:: Excerpted text ::

FIGURE 68.4 This morbilliform eruption presented several days after starting ampicillin
therapy. (Reprinted with permission from Elder DE, Elenitsas R, Rubin AI, et al. Atlas and
Synopsis of Lever’s Histopathology of the Skin . 3rd ed. Philadelphia, PA: Lippincott Williams
& Wilkins; 2012.)

The most important treatment for DHR is stopping the culprit medication. Oral
steroids can typically quickly stop progression of the disease by treating systemic
inflammation. Steroids should be tapered over several weeks to prevent a rebound
of the reaction.



PUSTULAR
Acute generalized exanthematous pustulosis (AGEP) is a less commonly seen
drug eruption in children. It presents with widespread erythema overlaid with
numerous pinpoint, superficial, sterile pustules ( Fig. 68.5 ). The pustules are
fragile and easily ruptured, leaving superficial areas of desquamation over the
background of erythema. The eruption frequently starts on the face or within skin
folds before rapidly spreading to the rest of the body. Fever is usually present,
while mucous membrane involvement is not seen.

:::
:: Extracted material ::

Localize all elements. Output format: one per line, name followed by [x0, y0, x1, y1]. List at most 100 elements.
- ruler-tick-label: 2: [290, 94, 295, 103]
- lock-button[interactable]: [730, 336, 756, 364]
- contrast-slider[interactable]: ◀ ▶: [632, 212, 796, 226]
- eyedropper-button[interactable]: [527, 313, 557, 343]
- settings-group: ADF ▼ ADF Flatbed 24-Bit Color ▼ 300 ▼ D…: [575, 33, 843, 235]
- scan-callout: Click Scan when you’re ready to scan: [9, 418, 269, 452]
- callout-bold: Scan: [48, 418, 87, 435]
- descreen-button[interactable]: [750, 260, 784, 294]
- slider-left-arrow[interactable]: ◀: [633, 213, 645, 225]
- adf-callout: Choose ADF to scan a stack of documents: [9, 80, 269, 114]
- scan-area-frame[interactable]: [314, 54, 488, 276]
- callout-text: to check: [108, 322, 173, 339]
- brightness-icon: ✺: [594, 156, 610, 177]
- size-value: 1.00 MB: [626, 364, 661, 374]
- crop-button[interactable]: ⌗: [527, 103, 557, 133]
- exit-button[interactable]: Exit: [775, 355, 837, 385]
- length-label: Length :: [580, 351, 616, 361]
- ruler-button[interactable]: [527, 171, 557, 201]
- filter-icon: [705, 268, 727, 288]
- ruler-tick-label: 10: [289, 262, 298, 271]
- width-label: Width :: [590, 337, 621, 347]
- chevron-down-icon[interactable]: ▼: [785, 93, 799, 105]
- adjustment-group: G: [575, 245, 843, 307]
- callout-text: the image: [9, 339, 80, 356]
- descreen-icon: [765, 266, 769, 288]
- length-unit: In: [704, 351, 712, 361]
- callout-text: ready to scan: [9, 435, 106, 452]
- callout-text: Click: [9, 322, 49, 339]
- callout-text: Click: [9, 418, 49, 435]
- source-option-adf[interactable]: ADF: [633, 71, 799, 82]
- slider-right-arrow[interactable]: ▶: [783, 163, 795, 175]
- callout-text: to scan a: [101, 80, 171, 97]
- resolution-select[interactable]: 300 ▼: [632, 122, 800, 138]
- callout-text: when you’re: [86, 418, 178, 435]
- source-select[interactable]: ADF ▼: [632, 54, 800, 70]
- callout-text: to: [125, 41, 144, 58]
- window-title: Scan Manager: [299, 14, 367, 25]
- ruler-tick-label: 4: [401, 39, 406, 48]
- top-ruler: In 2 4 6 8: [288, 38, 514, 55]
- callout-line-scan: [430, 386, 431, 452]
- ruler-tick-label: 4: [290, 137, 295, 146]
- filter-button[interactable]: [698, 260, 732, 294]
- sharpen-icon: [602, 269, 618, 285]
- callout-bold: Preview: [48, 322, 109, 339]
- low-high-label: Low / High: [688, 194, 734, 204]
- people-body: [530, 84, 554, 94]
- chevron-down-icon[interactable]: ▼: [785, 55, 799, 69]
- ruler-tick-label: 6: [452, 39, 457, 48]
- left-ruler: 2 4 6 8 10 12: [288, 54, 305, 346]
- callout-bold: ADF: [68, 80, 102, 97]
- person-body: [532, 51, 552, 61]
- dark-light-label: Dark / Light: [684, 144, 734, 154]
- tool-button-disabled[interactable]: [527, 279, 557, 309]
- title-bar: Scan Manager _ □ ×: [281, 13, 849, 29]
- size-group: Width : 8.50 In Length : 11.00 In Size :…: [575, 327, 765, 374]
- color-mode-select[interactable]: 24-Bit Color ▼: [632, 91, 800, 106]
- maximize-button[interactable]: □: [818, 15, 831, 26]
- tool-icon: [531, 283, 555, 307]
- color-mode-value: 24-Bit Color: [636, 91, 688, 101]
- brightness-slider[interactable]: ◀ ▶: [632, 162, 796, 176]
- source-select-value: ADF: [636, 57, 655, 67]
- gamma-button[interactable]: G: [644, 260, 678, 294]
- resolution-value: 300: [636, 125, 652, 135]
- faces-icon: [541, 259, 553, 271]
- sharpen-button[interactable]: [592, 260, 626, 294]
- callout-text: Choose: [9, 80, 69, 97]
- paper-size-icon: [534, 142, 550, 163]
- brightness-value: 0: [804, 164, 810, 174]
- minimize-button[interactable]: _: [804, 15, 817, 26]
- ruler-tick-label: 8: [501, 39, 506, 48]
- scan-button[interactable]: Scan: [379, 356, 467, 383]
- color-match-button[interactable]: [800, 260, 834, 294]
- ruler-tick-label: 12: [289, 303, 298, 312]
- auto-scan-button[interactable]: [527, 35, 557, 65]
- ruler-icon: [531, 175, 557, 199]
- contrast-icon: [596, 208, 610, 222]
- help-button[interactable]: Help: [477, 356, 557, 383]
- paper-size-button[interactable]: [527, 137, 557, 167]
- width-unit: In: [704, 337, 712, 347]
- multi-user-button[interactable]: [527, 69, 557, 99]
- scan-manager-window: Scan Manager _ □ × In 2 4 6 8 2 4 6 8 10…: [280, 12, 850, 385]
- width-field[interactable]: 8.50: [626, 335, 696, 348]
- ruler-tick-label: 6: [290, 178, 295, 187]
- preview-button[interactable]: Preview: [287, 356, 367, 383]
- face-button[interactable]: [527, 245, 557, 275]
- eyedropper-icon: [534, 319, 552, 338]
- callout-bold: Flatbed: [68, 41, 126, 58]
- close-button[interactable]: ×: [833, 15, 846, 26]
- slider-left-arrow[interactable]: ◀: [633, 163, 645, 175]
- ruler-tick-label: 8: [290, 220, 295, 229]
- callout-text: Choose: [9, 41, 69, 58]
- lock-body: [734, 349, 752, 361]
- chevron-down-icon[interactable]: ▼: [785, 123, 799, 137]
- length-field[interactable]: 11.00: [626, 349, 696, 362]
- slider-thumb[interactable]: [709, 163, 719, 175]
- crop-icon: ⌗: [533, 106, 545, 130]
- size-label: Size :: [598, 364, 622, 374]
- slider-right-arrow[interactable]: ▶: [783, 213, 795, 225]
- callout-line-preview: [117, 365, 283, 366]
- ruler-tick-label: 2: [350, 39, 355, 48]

:::

▶ _Work to complete_:
[A] In the drug eruption excerpt, how long should steroids be tapered to prevent a rebound of the reaction?
[B] Please list every author named in the reprint credit of the drug eruption excerpt.

▶ _Task-by-task results_:
[A] Over several weeks.

[B] Elder DE, Elenitsas R, Rubin AI